[Stored items from a collection]
Start
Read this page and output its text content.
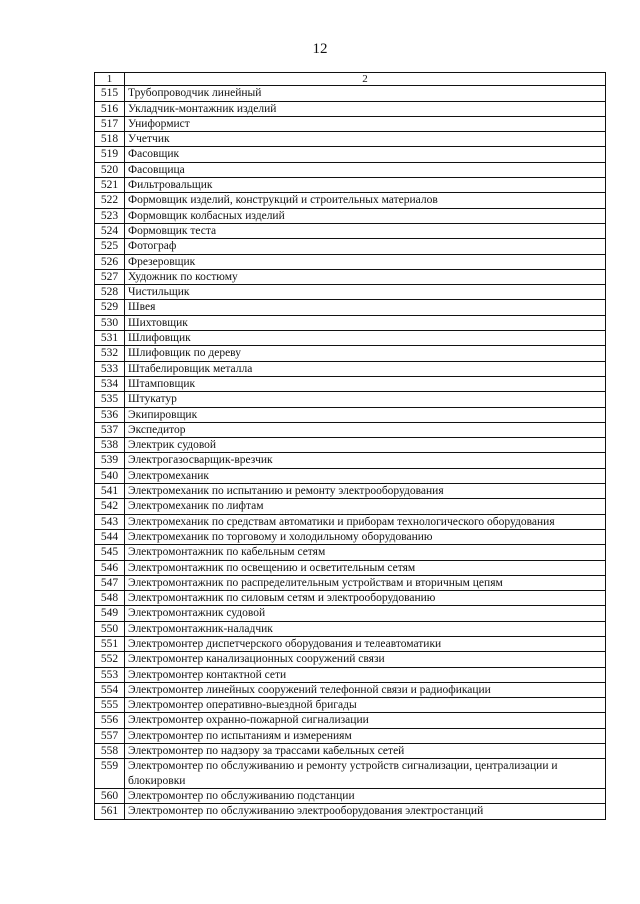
12
1	2
515	Трубопроводчик линейный
516	Укладчик-монтажник изделий
517	Униформист
518	Учетчик
519	Фасовщик
520	Фасовщица
521	Фильтровальщик
522	Формовщик изделий, конструкций и строительных материалов
523	Формовщик колбасных изделий
524	Формовщик теста
525	Фотограф
526	Фрезеровщик
527	Художник по костюму
528	Чистильщик
529	Швея
530	Шихтовщик
531	Шлифовщик
532	Шлифовщик по дереву
533	Штабелировщик металла
534	Штамповщик
535	Штукатур
536	Экипировщик
537	Экспедитор
538	Электрик судовой
539	Электрогазосварщик-врезчик
540	Электромеханик
541	Электромеханик по испытанию и ремонту электрооборудования
542	Электромеханик по лифтам
543	Электромеханик по средствам автоматики и приборам технологического оборудования
544	Электромеханик по торговому и холодильному оборудованию
545	Электромонтажник по кабельным сетям
546	Электромонтажник по освещению и осветительным сетям
547	Электромонтажник по распределительным устройствам и вторичным цепям
548	Электромонтажник по силовым сетям и электрооборудованию
549	Электромонтажник судовой
550	Электромонтажник-наладчик
551	Электромонтер диспетчерского оборудования и телеавтоматики
552	Электромонтер канализационных сооружений связи
553	Электромонтер контактной сети
554	Электромонтер линейных сооружений телефонной связи и радиофикации
555	Электромонтер оперативно-выездной бригады
556	Электромонтер охранно-пожарной сигнализации
557	Электромонтер по испытаниям и измерениям
558	Электромонтер по надзору за трассами кабельных сетей
559	Электромонтер по обслуживанию и ремонту устройств сигнализации, централизации и блокировки
560	Электромонтер по обслуживанию подстанции
561	Электромонтер по обслуживанию электрооборудования электростанций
End
**To do:**
Every entry above is to be set down exactly; the pictures are to be left out.

**Final result:**
Read this page and output its text content.
12
1	2
515	Трубопроводчик линейный
516	Укладчик-монтажник изделий
517	Униформист
518	Учетчик
519	Фасовщик
520	Фасовщица
521	Фильтровальщик
522	Формовщик изделий, конструкций и строительных материалов
523	Формовщик колбасных изделий
524	Формовщик теста
525	Фотограф
526	Фрезеровщик
527	Художник по костюму
528	Чистильщик
529	Швея
530	Шихтовщик
531	Шлифовщик
532	Шлифовщик по дереву
533	Штабелировщик металла
534	Штамповщик
535	Штукатур
536	Экипировщик
537	Экспедитор
538	Электрик судовой
539	Электрогазосварщик-врезчик
540	Электромеханик
541	Электромеханик по испытанию и ремонту электрооборудования
542	Электромеханик по лифтам
543	Электромеханик по средствам автоматики и приборам технологического оборудования
544	Электромеханик по торговому и холодильному оборудованию
545	Электромонтажник по кабельным сетям
546	Электромонтажник по освещению и осветительным сетям
547	Электромонтажник по распределительным устройствам и вторичным цепям
548	Электромонтажник по силовым сетям и электрооборудованию
549	Электромонтажник судовой
550	Электромонтажник-наладчик
551	Электромонтер диспетчерского оборудования и телеавтоматики
552	Электромонтер канализационных сооружений связи
553	Электромонтер контактной сети
554	Электромонтер линейных сооружений телефонной связи и радиофикации
555	Электромонтер оперативно-выездной бригады
556	Электромонтер охранно-пожарной сигнализации
557	Электромонтер по испытаниям и измерениям
558	Электромонтер по надзору за трассами кабельных сетей
559	Электромонтер по обслуживанию и ремонту устройств сигнализации, централизации и блокировки
560	Электромонтер по обслуживанию подстанции
561	Электромонтер по обслуживанию электрооборудования электростанций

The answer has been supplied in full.